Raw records

## begin

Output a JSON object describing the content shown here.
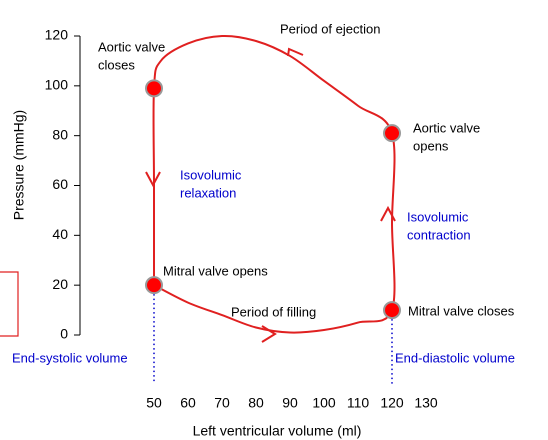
{
  "chart_data": {
    "type": "line",
    "y_label": "Pressure (mmHg)",
    "x_label": "Left ventricular volume (ml)",
    "xlim": [
      50,
      130
    ],
    "xticks": [
      50,
      60,
      70,
      80,
      90,
      100,
      110,
      120,
      130
    ],
    "ylim": [
      0,
      120
    ],
    "yticks": [
      0,
      20,
      40,
      60,
      80,
      100,
      120
    ],
    "series": [
      {
        "color": "#e02020",
        "x": [
          50,
          60,
          70,
          80,
          90,
          100,
          110,
          120,
          120,
          120,
          110,
          100,
          90,
          80,
          70,
          60,
          52,
          50,
          50,
          50
        ],
        "values": [
          20,
          13,
          8,
          3,
          1,
          2,
          5,
          10,
          45,
          81,
          92,
          102,
          112,
          118,
          120,
          117,
          110,
          99,
          60,
          20
        ]
      },
      {
        "color": "#ff0000",
        "marker": true,
        "x": [
          50,
          120,
          50,
          120
        ],
        "values": [
          99,
          81,
          20,
          10
        ]
      }
    ],
    "annotations": [
      {
        "lines": [
          "Period of ejection"
        ],
        "color": "#000000"
      },
      {
        "lines": [
          "Aortic valve",
          "closes"
        ],
        "color": "#000000"
      },
      {
        "lines": [
          "Aortic valve",
          "opens"
        ],
        "color": "#000000"
      },
      {
        "lines": [
          "Isovolumic",
          "relaxation"
        ],
        "color": "#0000cc"
      },
      {
        "lines": [
          "Isovolumic",
          "contraction"
        ],
        "color": "#0000cc"
      },
      {
        "lines": [
          "Mitral valve opens"
        ],
        "color": "#000000"
      },
      {
        "lines": [
          "Period of filling"
        ],
        "color": "#000000"
      },
      {
        "lines": [
          "Mitral valve closes"
        ],
        "color": "#000000"
      },
      {
        "lines": [
          "End-systolic volume"
        ],
        "color": "#0000cc"
      },
      {
        "lines": [
          "End-diastolic volume"
        ],
        "color": "#0000cc"
      }
    ]
  }
}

## end

Check the data for the word "volume" and pull out the lines that have it.

    "x_label": "Left ventricular volume (ml)",
          "End-systolic volume"
          "End-diastolic volume"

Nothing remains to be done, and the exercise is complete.